• _Prompt_
Would you extract the whole listing below and retype it exactly?
★ ★ ★
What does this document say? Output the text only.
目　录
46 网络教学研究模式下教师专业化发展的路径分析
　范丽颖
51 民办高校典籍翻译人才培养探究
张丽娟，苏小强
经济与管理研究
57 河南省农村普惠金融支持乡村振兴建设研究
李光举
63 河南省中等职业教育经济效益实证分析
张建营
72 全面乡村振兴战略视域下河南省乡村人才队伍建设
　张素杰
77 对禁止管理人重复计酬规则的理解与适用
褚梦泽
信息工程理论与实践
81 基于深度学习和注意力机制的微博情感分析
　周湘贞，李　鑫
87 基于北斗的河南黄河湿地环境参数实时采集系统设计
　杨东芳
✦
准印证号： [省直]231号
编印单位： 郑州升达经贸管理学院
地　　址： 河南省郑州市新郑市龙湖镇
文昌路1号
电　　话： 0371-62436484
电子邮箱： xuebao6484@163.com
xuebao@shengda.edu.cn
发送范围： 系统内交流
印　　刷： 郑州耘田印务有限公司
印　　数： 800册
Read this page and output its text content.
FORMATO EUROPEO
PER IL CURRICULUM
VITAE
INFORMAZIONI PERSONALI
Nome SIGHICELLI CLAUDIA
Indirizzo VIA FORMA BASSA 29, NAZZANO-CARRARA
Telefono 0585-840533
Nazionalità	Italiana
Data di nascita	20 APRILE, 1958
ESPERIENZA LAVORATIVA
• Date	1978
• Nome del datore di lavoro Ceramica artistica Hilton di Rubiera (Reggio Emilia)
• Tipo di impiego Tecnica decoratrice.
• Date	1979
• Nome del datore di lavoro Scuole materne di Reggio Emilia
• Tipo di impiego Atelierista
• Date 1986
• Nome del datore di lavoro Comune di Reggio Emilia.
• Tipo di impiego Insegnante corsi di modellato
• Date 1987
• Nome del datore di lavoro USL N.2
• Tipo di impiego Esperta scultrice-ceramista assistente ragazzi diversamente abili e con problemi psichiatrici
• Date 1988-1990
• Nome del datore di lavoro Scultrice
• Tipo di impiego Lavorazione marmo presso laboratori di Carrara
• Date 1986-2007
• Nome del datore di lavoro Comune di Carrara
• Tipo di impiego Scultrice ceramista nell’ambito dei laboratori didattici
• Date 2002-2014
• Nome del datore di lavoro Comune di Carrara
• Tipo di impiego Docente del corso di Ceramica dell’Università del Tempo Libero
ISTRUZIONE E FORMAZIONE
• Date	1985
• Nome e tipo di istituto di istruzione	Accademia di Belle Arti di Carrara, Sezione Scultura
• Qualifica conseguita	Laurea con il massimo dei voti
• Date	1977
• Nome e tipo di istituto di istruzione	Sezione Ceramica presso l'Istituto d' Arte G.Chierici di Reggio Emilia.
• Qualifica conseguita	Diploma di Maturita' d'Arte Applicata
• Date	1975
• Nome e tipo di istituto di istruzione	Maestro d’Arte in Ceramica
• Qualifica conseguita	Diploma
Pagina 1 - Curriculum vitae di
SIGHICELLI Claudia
★ ★ ★
• _Result for this task_
What does this document say? Output the text only.
目　录
46 网络教学研究模式下教师专业化发展的路径分析
　范丽颖
51 民办高校典籍翻译人才培养探究
张丽娟，苏小强
经济与管理研究
57 河南省农村普惠金融支持乡村振兴建设研究
李光举
63 河南省中等职业教育经济效益实证分析
张建营
72 全面乡村振兴战略视域下河南省乡村人才队伍建设
　张素杰
77 对禁止管理人重复计酬规则的理解与适用
褚梦泽
信息工程理论与实践
81 基于深度学习和注意力机制的微博情感分析
　周湘贞，李　鑫
87 基于北斗的河南黄河湿地环境参数实时采集系统设计
　杨东芳
✦
准印证号： [省直]231号
编印单位： 郑州升达经贸管理学院
地　　址： 河南省郑州市新郑市龙湖镇
文昌路1号
电　　话： 0371-62436484
电子邮箱： xuebao6484@163.com
xuebao@shengda.edu.cn
发送范围： 系统内交流
印　　刷： 郑州耘田印务有限公司
印　　数： 800册
Read this page and output its text content.
FORMATO EUROPEO
PER IL CURRICULUM
VITAE
INFORMAZIONI PERSONALI
Nome SIGHICELLI CLAUDIA
Indirizzo VIA FORMA BASSA 29, NAZZANO-CARRARA
Telefono 0585-840533
Nazionalità	Italiana
Data di nascita	20 APRILE, 1958
ESPERIENZA LAVORATIVA
• Date	1978
• Nome del datore di lavoro Ceramica artistica Hilton di Rubiera (Reggio Emilia)
• Tipo di impiego Tecnica decoratrice.
• Date	1979
• Nome del datore di lavoro Scuole materne di Reggio Emilia
• Tipo di impiego Atelierista
• Date 1986
• Nome del datore di lavoro Comune di Reggio Emilia.
• Tipo di impiego Insegnante corsi di modellato
• Date 1987
• Nome del datore di lavoro USL N.2
• Tipo di impiego Esperta scultrice-ceramista assistente ragazzi diversamente abili e con problemi psichiatrici
• Date 1988-1990
• Nome del datore di lavoro Scultrice
• Tipo di impiego Lavorazione marmo presso laboratori di Carrara
• Date 1986-2007
• Nome del datore di lavoro Comune di Carrara
• Tipo di impiego Scultrice ceramista nell’ambito dei laboratori didattici
• Date 2002-2014
• Nome del datore di lavoro Comune di Carrara
• Tipo di impiego Docente del corso di Ceramica dell’Università del Tempo Libero
ISTRUZIONE E FORMAZIONE
• Date	1985
• Nome e tipo di istituto di istruzione	Accademia di Belle Arti di Carrara, Sezione Scultura
• Qualifica conseguita	Laurea con il massimo dei voti
• Date	1977
• Nome e tipo di istituto di istruzione	Sezione Ceramica presso l'Istituto d' Arte G.Chierici di Reggio Emilia.
• Qualifica conseguita	Diploma di Maturita' d'Arte Applicata
• Date	1975
• Nome e tipo di istituto di istruzione	Maestro d’Arte in Ceramica
• Qualifica conseguita	Diploma
Pagina 1 - Curriculum vitae di
SIGHICELLI Claudia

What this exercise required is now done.